◆ **Work required**: Whenever a line below holds the word "name", copy that line.
◇ ◇ ◇ ◇ ◇
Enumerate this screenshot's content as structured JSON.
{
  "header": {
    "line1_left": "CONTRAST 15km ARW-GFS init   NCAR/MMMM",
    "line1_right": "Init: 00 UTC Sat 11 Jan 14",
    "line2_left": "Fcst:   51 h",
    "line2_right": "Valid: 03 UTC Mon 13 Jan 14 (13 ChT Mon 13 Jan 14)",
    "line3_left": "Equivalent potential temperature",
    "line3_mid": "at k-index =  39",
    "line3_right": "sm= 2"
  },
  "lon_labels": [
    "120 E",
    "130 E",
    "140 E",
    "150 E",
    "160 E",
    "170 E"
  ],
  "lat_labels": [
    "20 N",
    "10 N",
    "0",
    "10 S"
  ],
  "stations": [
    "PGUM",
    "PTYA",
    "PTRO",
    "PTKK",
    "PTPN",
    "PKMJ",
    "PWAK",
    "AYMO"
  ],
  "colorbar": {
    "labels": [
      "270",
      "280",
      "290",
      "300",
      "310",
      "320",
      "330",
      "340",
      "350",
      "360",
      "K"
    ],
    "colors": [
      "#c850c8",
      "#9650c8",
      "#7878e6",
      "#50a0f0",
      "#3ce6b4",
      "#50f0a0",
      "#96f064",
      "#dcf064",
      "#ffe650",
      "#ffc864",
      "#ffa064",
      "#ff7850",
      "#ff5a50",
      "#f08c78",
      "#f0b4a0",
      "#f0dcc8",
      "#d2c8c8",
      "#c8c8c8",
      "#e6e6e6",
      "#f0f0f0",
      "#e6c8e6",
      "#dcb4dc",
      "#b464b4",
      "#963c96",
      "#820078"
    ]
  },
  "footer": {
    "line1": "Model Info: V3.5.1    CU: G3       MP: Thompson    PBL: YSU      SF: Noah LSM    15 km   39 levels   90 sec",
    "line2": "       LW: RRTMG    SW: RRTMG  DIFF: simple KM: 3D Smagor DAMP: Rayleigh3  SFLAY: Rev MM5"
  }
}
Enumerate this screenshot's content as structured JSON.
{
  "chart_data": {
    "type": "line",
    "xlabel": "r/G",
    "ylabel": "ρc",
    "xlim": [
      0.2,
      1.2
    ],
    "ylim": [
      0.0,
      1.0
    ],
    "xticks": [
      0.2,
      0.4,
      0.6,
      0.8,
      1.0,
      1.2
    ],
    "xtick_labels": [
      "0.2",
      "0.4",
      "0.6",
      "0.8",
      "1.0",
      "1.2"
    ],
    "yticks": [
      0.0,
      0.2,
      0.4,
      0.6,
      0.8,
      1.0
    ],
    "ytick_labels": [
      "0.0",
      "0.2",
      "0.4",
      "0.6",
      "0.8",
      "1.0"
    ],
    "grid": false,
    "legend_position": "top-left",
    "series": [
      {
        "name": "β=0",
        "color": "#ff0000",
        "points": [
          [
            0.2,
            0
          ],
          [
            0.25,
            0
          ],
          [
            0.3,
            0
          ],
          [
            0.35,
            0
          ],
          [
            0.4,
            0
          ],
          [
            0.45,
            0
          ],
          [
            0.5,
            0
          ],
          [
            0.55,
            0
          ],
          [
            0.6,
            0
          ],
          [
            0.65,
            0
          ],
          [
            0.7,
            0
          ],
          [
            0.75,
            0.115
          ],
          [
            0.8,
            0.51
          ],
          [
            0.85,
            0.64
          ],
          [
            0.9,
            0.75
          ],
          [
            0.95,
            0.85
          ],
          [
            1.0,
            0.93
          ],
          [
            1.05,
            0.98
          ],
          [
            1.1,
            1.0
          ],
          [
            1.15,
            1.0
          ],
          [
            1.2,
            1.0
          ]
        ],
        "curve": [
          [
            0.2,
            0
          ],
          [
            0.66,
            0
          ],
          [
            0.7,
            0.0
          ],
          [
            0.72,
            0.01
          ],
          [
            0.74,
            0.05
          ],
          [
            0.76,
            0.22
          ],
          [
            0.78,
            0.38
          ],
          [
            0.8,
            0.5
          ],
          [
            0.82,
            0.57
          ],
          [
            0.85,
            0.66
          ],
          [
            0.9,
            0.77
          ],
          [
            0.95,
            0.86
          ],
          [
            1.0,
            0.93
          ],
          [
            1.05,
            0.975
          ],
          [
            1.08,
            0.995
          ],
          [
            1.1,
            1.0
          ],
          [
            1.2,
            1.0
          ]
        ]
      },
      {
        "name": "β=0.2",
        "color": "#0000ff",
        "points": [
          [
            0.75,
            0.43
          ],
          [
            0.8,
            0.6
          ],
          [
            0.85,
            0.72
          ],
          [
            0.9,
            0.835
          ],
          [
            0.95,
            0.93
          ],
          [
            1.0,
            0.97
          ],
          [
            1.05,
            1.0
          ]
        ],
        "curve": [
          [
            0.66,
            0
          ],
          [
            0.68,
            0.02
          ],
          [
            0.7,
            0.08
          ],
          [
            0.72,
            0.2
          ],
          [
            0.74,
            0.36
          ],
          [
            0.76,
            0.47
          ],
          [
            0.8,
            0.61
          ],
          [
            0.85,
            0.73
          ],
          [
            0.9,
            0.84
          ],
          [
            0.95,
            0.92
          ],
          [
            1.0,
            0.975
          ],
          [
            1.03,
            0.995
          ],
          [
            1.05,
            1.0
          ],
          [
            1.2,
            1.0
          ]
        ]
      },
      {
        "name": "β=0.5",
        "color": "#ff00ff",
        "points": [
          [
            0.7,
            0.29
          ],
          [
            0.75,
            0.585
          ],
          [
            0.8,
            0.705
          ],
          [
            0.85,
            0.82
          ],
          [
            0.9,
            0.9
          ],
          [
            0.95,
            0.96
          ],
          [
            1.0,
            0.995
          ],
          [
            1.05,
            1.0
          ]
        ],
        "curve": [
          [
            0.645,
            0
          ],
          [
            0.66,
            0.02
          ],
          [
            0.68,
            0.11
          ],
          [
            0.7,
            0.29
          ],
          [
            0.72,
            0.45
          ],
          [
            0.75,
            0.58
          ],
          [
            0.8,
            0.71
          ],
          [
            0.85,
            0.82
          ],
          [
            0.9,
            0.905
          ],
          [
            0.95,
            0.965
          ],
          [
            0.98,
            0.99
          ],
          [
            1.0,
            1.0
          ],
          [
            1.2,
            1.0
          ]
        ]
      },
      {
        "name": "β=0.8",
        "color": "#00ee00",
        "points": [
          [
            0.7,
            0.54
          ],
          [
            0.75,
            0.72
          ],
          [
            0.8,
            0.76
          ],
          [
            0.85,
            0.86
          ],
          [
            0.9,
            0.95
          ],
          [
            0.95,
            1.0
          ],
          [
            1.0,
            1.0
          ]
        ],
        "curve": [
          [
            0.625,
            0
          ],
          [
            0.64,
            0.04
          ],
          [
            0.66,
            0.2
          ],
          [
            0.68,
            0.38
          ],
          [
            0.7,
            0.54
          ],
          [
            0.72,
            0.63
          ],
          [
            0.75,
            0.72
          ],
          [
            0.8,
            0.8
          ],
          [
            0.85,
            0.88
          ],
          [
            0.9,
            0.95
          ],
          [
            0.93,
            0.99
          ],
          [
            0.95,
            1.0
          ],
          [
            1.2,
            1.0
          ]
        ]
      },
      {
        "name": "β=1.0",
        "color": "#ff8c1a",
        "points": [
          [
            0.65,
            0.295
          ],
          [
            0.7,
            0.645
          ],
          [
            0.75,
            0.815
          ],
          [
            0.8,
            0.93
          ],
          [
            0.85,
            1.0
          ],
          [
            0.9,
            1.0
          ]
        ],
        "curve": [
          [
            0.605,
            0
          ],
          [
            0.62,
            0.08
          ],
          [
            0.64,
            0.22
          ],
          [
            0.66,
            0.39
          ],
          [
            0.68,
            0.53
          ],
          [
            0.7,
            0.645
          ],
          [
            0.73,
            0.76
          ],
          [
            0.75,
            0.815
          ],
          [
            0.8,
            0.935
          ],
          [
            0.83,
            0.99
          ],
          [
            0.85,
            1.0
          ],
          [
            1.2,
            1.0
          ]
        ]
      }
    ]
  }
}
◇ ◇ ◇ ◇ ◇
◆ **Problem solution**:
        "name": "β=0",
        "name": "β=0.2",
        "name": "β=0.5",
        "name": "β=0.8",
        "name": "β=1.0",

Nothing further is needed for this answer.